The task
Output each entry exactly; skip nothing.

— START OF Raw data —

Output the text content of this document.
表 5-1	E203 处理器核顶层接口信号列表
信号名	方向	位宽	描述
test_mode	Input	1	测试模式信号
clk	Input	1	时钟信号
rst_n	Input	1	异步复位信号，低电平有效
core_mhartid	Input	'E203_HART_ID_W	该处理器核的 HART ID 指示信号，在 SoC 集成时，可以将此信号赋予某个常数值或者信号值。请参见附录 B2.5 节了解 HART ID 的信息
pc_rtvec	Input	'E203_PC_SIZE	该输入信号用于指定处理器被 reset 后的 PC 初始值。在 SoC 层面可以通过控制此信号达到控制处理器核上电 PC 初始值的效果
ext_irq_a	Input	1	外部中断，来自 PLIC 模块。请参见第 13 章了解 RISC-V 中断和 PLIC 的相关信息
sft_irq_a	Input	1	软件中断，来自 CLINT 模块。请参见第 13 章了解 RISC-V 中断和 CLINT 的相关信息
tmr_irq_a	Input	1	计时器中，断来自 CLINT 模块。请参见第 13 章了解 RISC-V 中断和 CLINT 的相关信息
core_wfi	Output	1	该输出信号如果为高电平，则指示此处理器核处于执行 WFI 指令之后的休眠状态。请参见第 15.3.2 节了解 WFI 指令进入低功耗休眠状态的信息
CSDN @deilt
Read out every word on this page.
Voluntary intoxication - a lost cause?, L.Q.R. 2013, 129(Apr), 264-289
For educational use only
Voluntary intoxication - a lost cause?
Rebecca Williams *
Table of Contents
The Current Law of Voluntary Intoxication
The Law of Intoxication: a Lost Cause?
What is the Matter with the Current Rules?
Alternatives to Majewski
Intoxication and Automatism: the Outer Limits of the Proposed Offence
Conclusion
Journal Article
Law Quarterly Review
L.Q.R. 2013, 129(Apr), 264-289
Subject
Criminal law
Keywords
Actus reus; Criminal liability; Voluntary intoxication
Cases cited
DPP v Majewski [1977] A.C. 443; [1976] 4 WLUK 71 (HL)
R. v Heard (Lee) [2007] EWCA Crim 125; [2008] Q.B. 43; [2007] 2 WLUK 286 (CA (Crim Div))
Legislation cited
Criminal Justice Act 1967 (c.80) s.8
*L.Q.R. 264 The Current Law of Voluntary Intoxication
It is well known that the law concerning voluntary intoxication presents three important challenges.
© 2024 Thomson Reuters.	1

— END OF Raw data —

Output for this exercise
Output the text content of this document.
表 5-1	E203 处理器核顶层接口信号列表
信号名	方向	位宽	描述
test_mode	Input	1	测试模式信号
clk	Input	1	时钟信号
rst_n	Input	1	异步复位信号，低电平有效
core_mhartid	Input	'E203_HART_ID_W	该处理器核的 HART ID 指示信号，在 SoC 集成时，可以将此信号赋予某个常数值或者信号值。请参见附录 B2.5 节了解 HART ID 的信息
pc_rtvec	Input	'E203_PC_SIZE	该输入信号用于指定处理器被 reset 后的 PC 初始值。在 SoC 层面可以通过控制此信号达到控制处理器核上电 PC 初始值的效果
ext_irq_a	Input	1	外部中断，来自 PLIC 模块。请参见第 13 章了解 RISC-V 中断和 PLIC 的相关信息
sft_irq_a	Input	1	软件中断，来自 CLINT 模块。请参见第 13 章了解 RISC-V 中断和 CLINT 的相关信息
tmr_irq_a	Input	1	计时器中，断来自 CLINT 模块。请参见第 13 章了解 RISC-V 中断和 CLINT 的相关信息
core_wfi	Output	1	该输出信号如果为高电平，则指示此处理器核处于执行 WFI 指令之后的休眠状态。请参见第 15.3.2 节了解 WFI 指令进入低功耗休眠状态的信息
CSDN @deilt
Read out every word on this page.
Voluntary intoxication - a lost cause?, L.Q.R. 2013, 129(Apr), 264-289
For educational use only
Voluntary intoxication - a lost cause?
Rebecca Williams *
Table of Contents
The Current Law of Voluntary Intoxication
The Law of Intoxication: a Lost Cause?
What is the Matter with the Current Rules?
Alternatives to Majewski
Intoxication and Automatism: the Outer Limits of the Proposed Offence
Conclusion
Journal Article
Law Quarterly Review
L.Q.R. 2013, 129(Apr), 264-289
Subject
Criminal law
Keywords
Actus reus; Criminal liability; Voluntary intoxication
Cases cited
DPP v Majewski [1977] A.C. 443; [1976] 4 WLUK 71 (HL)
R. v Heard (Lee) [2007] EWCA Crim 125; [2008] Q.B. 43; [2007] 2 WLUK 286 (CA (Crim Div))
Legislation cited
Criminal Justice Act 1967 (c.80) s.8
*L.Q.R. 264 The Current Law of Voluntary Intoxication
It is well known that the law concerning voluntary intoxication presents three important challenges.
© 2024 Thomson Reuters.	1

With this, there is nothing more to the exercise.